**Short task**:
Could you continue the boiler efficiency passage below, picking up right after its last sentence and leaving aside the material that follows it?

**Page**:
• • • • • • •

It is therefore clear that achieving high boiler plant efficiency is no stroke of luck or something that falls into one’s lap. It takes hard work, understanding, dedication and excellent management to continuously operate a steam boiler at peak efficiency. And all for one objective: to produce steam at the lowest cost per unit. But also understanding that assets must be preserved and the carbon footprint minimized in pursuit of peak efficiency.

So let us jump straight into some of the definitions pertaining to “efficiency”, and there is a multitude of different interpretations of it; one can easily get totally confused. But in essence efficiency expresses as a percentage the ratio of useful energy output from a system to the total energy input into the system. In a boiler environment the energy input comes from the fuel, the energy output is found in the energy added to the produced steam.

In a perfect system without any energy loss the efficiency will be 100%. Unfortunately we live in a broken world and energy loss in any thermal system is a reality. The real challenge is minimizing the energy loss from the system on a continuous basis, remembering always that energy once lost from the system cannot be recovered!

Our first challenge is to clarify the value of energy input per unit of fuel. Some schools prefer gross calorific value (GCV, also called higher heating value), others net calorific value (NCV, also called lower heating value). The difference between the two is the latent heat of water vapour formed during combustion. Thus NCV = GCV – Latent Heat. Using GCV renders a lower efficiency percentage than when NCV is used. So next time you encounter boiler efficiency statistics and comparisons, clarify beforehand if it is based on GCV or NCV. It can make a significant difference, particularly with oil and gas fired boilers where the hydrogen content of the fuel is relatively high. With coal fired boilers it is customary to use GCV in efficiency calculations; with oil and gas fired boilers it is NCV.

• • • • • • •

**Recorded data**:
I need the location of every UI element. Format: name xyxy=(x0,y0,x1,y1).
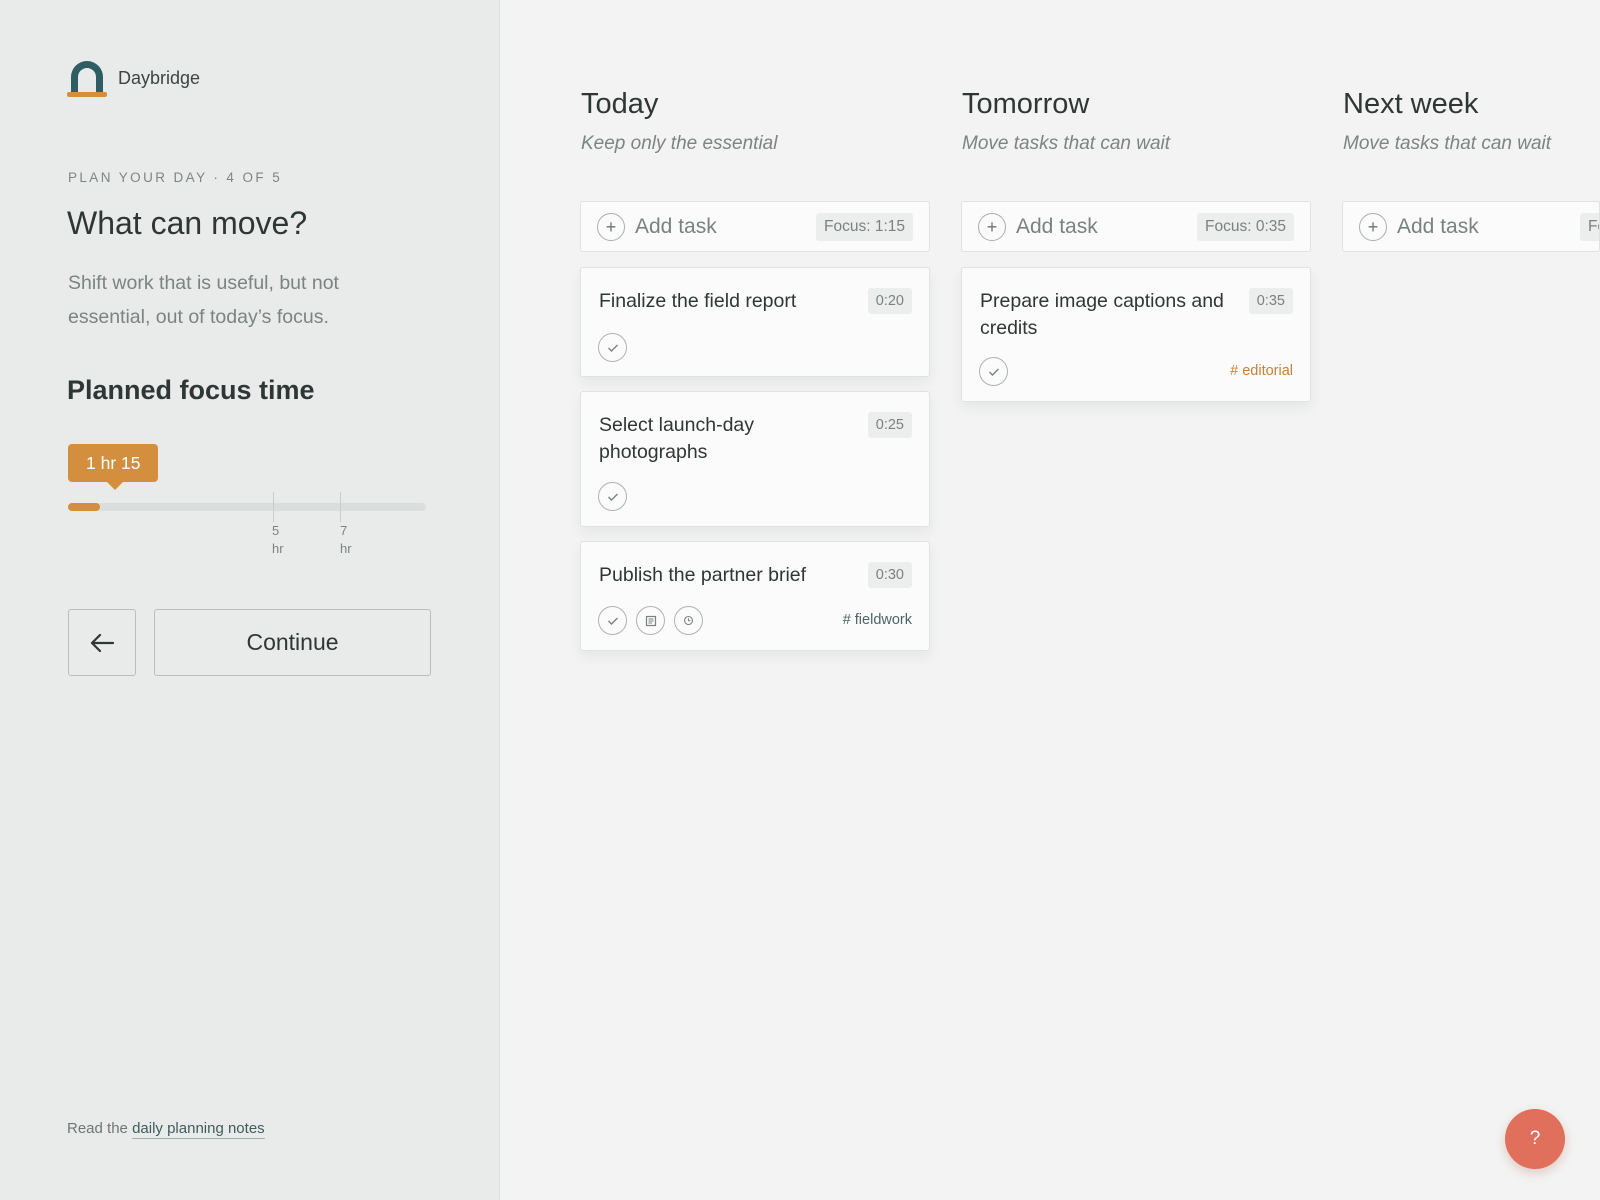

• • • • • • •

**Task result**:
To complicate matters further efficiency can be calculated in two different ways; according to the direct method or to the indirect method.

The direct method is based on energy added to the steam as a percentage of the fuel energy input. The equation below renders the system (or overall or thermal) efficiency (not the boiler efficiency!), where

  1. The added energy is calculated as (Steam energy – energy of feed water), and 
    1. Steam energy = Steam Flow * Saturated steam enthalpy (the latter available from steam tables).
    1. Feed water energy = Steam Flow * Feed water enthalpy, (also available from steam tables, or calculated = 4.2 * feed water temperature deg. C).
  2. The fuel input energy = Fuel feed * Calorific value.
  3. System efficiency % = Added energy * 100 / Fuel energy.
  4. Now note that the direct method incorporates all energy losses in the system, including those encountered in the steam and condensate reticulation systems and in the production facility where the steam is used. This is the most practical and popular way of calculating system efficiency, as all of the required parameters to do the calculation are normally readily available. The equation is often simplified by substituting feed water flow for steam flow, which means blow down quantity is ignored. The bigger challenge is probably to accurately measure steam and fuel usages. 
  5. Physical steam and condensate losses are reflected in the make-up water quantity, while energy losses are reflected in the temperature of the feed water to the boiler (without any steam being added).

The indirect method starts off with 100% of fuel energy input and then deducts individual calculated or estimated energy losses encountered within the combustion process, such as stack loss, carbon loss, blow down loss, shell loss, etc. The indirect method calculates energy loss across the boiler only and normally fails to address energy loss downstream of the boiler, i.e. along steam and condensate lines and in steam application processes. These can however be approximated if the make-up water percentage and temperature is known, since make-up water replenishes downstream steam and condensate losses. I use this approach in my combustion calculator; not absolutely accurate, but sufficiently useful for purposes of evaluating boiler performance under various operating conditions, or with coal of differing characteristics.

In the Boiler Bits 9 issue we have identified the following significant energy losses from the boiler:

  1. Stack loss, consisting of dry heat loss, combustibles loss and wet loss.
  2. Shell loss, consisting of radiation and convection losses.
  3. Bottom ash loss
  4. Blow down loss

By definition then:

  1. Combustion Efficiency % = (100% – Stack loss %)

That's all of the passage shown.